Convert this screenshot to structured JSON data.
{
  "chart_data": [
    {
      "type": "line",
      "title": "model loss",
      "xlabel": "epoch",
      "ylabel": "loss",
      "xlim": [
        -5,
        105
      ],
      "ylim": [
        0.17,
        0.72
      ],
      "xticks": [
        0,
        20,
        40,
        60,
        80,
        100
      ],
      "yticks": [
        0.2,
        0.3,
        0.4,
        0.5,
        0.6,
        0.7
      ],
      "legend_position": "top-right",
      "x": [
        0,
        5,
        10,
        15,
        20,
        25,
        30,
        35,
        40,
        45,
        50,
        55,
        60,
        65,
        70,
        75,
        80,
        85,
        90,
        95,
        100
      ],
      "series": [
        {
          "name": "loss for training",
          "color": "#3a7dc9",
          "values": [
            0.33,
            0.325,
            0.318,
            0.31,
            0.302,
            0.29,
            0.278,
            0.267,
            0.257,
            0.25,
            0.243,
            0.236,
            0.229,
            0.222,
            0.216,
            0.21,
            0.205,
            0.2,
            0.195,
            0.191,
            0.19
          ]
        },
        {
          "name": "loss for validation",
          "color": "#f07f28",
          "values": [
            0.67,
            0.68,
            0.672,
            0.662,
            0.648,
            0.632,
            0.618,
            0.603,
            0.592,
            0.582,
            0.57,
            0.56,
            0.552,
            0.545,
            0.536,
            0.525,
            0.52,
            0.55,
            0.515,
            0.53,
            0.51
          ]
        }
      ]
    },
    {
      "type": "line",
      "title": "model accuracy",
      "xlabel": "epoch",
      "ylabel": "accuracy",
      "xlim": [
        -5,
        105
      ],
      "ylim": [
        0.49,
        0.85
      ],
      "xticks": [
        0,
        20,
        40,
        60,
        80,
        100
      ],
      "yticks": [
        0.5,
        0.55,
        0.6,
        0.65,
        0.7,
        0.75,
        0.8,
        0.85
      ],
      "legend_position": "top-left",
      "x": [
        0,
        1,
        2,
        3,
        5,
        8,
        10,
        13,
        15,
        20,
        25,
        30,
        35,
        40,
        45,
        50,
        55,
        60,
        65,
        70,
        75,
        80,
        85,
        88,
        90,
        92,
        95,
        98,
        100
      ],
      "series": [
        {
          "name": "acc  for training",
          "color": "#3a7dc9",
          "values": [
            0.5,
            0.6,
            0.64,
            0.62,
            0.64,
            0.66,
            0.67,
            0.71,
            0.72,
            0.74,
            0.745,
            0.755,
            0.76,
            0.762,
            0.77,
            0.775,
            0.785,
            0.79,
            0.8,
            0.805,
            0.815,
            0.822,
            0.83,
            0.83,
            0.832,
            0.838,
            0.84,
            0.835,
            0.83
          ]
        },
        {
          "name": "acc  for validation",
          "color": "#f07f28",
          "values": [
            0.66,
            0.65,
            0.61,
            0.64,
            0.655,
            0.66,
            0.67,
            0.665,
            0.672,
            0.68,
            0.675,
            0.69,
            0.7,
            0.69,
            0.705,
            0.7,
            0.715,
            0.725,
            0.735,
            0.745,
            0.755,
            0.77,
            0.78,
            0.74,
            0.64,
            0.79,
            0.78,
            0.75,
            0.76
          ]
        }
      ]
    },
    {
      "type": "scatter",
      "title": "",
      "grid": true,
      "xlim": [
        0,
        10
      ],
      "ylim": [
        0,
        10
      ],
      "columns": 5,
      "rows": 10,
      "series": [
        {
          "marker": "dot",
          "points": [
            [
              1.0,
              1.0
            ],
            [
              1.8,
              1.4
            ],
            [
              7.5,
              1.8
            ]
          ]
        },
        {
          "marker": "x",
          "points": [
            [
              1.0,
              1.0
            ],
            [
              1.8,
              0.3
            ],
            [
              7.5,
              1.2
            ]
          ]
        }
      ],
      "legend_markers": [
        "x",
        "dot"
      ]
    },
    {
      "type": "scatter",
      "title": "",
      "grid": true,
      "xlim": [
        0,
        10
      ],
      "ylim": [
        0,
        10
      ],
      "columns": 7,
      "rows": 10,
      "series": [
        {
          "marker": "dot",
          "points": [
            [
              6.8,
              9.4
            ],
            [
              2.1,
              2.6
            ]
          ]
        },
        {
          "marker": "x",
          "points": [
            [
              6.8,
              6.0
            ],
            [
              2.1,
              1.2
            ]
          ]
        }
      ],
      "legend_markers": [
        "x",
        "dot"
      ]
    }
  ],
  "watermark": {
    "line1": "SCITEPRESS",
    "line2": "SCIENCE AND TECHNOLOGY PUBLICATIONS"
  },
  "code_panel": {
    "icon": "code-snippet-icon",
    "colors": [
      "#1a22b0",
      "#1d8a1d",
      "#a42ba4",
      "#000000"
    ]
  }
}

..........

_GOAL OF THE EXERCISE_
Copy each line of the data above without altering a single character.

_REPLY TO THE EXERCISE_
Convert this screenshot to structured JSON data.
{
  "chart_data": [
    {
      "type": "line",
      "title": "model loss",
      "xlabel": "epoch",
      "ylabel": "loss",
      "xlim": [
        -5,
        105
      ],
      "ylim": [
        0.17,
        0.72
      ],
      "xticks": [
        0,
        20,
        40,
        60,
        80,
        100
      ],
      "yticks": [
        0.2,
        0.3,
        0.4,
        0.5,
        0.6,
        0.7
      ],
      "legend_position": "top-right",
      "x": [
        0,
        5,
        10,
        15,
        20,
        25,
        30,
        35,
        40,
        45,
        50,
        55,
        60,
        65,
        70,
        75,
        80,
        85,
        90,
        95,
        100
      ],
      "series": [
        {
          "name": "loss for training",
          "color": "#3a7dc9",
          "values": [
            0.33,
            0.325,
            0.318,
            0.31,
            0.302,
            0.29,
            0.278,
            0.267,
            0.257,
            0.25,
            0.243,
            0.236,
            0.229,
            0.222,
            0.216,
            0.21,
            0.205,
            0.2,
            0.195,
            0.191,
            0.19
          ]
        },
        {
          "name": "loss for validation",
          "color": "#f07f28",
          "values": [
            0.67,
            0.68,
            0.672,
            0.662,
            0.648,
            0.632,
            0.618,
            0.603,
            0.592,
            0.582,
            0.57,
            0.56,
            0.552,
            0.545,
            0.536,
            0.525,
            0.52,
            0.55,
            0.515,
            0.53,
            0.51
          ]
        }
      ]
    },
    {
      "type": "line",
      "title": "model accuracy",
      "xlabel": "epoch",
      "ylabel": "accuracy",
      "xlim": [
        -5,
        105
      ],
      "ylim": [
        0.49,
        0.85
      ],
      "xticks": [
        0,
        20,
        40,
        60,
        80,
        100
      ],
      "yticks": [
        0.5,
        0.55,
        0.6,
        0.65,
        0.7,
        0.75,
        0.8,
        0.85
      ],
      "legend_position": "top-left",
      "x": [
        0,
        1,
        2,
        3,
        5,
        8,
        10,
        13,
        15,
        20,
        25,
        30,
        35,
        40,
        45,
        50,
        55,
        60,
        65,
        70,
        75,
        80,
        85,
        88,
        90,
        92,
        95,
        98,
        100
      ],
      "series": [
        {
          "name": "acc  for training",
          "color": "#3a7dc9",
          "values": [
            0.5,
            0.6,
            0.64,
            0.62,
            0.64,
            0.66,
            0.67,
            0.71,
            0.72,
            0.74,
            0.745,
            0.755,
            0.76,
            0.762,
            0.77,
            0.775,
            0.785,
            0.79,
            0.8,
            0.805,
            0.815,
            0.822,
            0.83,
            0.83,
            0.832,
            0.838,
            0.84,
            0.835,
            0.83
          ]
        },
        {
          "name": "acc  for validation",
          "color": "#f07f28",
          "values": [
            0.66,
            0.65,
            0.61,
            0.64,
            0.655,
            0.66,
            0.67,
            0.665,
            0.672,
            0.68,
            0.675,
            0.69,
            0.7,
            0.69,
            0.705,
            0.7,
            0.715,
            0.725,
            0.735,
            0.745,
            0.755,
            0.77,
            0.78,
            0.74,
            0.64,
            0.79,
            0.78,
            0.75,
            0.76
          ]
        }
      ]
    },
    {
      "type": "scatter",
      "title": "",
      "grid": true,
      "xlim": [
        0,
        10
      ],
      "ylim": [
        0,
        10
      ],
      "columns": 5,
      "rows": 10,
      "series": [
        {
          "marker": "dot",
          "points": [
            [
              1.0,
              1.0
            ],
            [
              1.8,
              1.4
            ],
            [
              7.5,
              1.8
            ]
          ]
        },
        {
          "marker": "x",
          "points": [
            [
              1.0,
              1.0
            ],
            [
              1.8,
              0.3
            ],
            [
              7.5,
              1.2
            ]
          ]
        }
      ],
      "legend_markers": [
        "x",
        "dot"
      ]
    },
    {
      "type": "scatter",
      "title": "",
      "grid": true,
      "xlim": [
        0,
        10
      ],
      "ylim": [
        0,
        10
      ],
      "columns": 7,
      "rows": 10,
      "series": [
        {
          "marker": "dot",
          "points": [
            [
              6.8,
              9.4
            ],
            [
              2.1,
              2.6
            ]
          ]
        },
        {
          "marker": "x",
          "points": [
            [
              6.8,
              6.0
            ],
            [
              2.1,
              1.2
            ]
          ]
        }
      ],
      "legend_markers": [
        "x",
        "dot"
      ]
    }
  ],
  "watermark": {
    "line1": "SCITEPRESS",
    "line2": "SCIENCE AND TECHNOLOGY PUBLICATIONS"
  },
  "code_panel": {
    "icon": "code-snippet-icon",
    "colors": [
      "#1a22b0",
      "#1d8a1d",
      "#a42ba4",
      "#000000"
    ]
  }
}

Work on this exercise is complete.